Data lines start

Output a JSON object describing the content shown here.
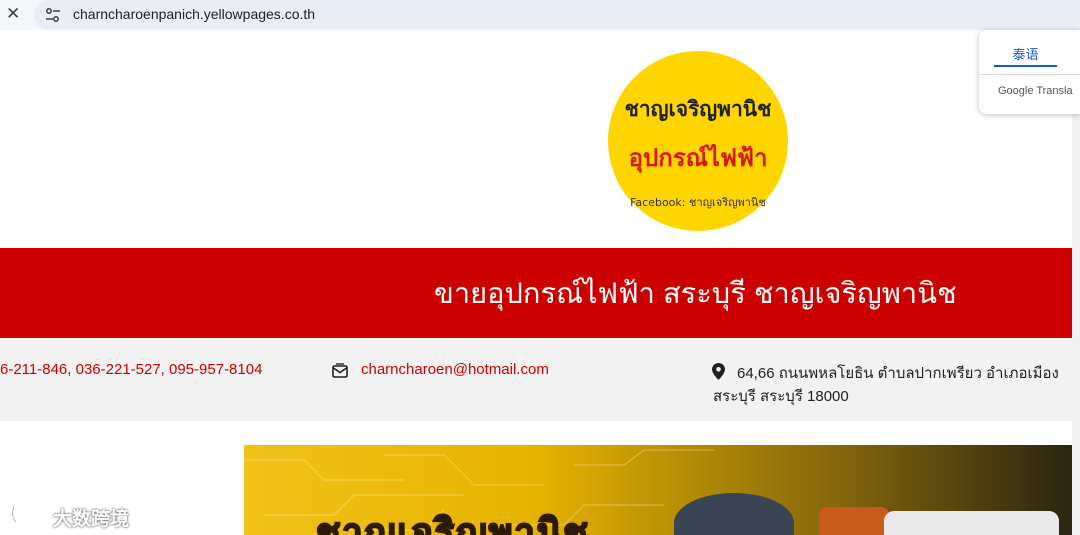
{
  "browser": {
    "url": "charncharoenpanich.yellowpages.co.th",
    "close_icon": "close-icon",
    "site_info_icon": "tune-icon"
  },
  "logo": {
    "line1": "ชาญเจริญพานิช",
    "line2": "อุปกรณ์ไฟฟ้า",
    "line3": "Facebook: ชาญเจริญพานิช",
    "bg_color": "#ffd500"
  },
  "banner": {
    "title": "ขายอุปกรณ์ไฟฟ้า สระบุรี ชาญเจริญพานิช",
    "bg_color": "#cc0000"
  },
  "contact": {
    "phones": "6-211-846, 036-221-527, 095-957-8104",
    "email": "charncharoen@hotmail.com",
    "address_line1": "64,66 ถนนพหลโยธิน ตำบลปากเพรียว อำเภอเมือง",
    "address_line2": "สระบุรี สระบุรี 18000"
  },
  "hero": {
    "text": "ชาญเจริญพานิช"
  },
  "translate": {
    "language_tab": "泰语",
    "brand": "Google Transla"
  },
  "watermark": {
    "text": "大数跨境"
  }
}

Data lines end

◆ Problem to work on
Copy all the lines of data exactly as they appear, dropping any images.

◆ Expected answer
Output a JSON object describing the content shown here.
{
  "browser": {
    "url": "charncharoenpanich.yellowpages.co.th",
    "close_icon": "close-icon",
    "site_info_icon": "tune-icon"
  },
  "logo": {
    "line1": "ชาญเจริญพานิช",
    "line2": "อุปกรณ์ไฟฟ้า",
    "line3": "Facebook: ชาญเจริญพานิช",
    "bg_color": "#ffd500"
  },
  "banner": {
    "title": "ขายอุปกรณ์ไฟฟ้า สระบุรี ชาญเจริญพานิช",
    "bg_color": "#cc0000"
  },
  "contact": {
    "phones": "6-211-846, 036-221-527, 095-957-8104",
    "email": "charncharoen@hotmail.com",
    "address_line1": "64,66 ถนนพหลโยธิน ตำบลปากเพรียว อำเภอเมือง",
    "address_line2": "สระบุรี สระบุรี 18000"
  },
  "hero": {
    "text": "ชาญเจริญพานิช"
  },
  "translate": {
    "language_tab": "泰语",
    "brand": "Google Transla"
  },
  "watermark": {
    "text": "大数跨境"
  }
}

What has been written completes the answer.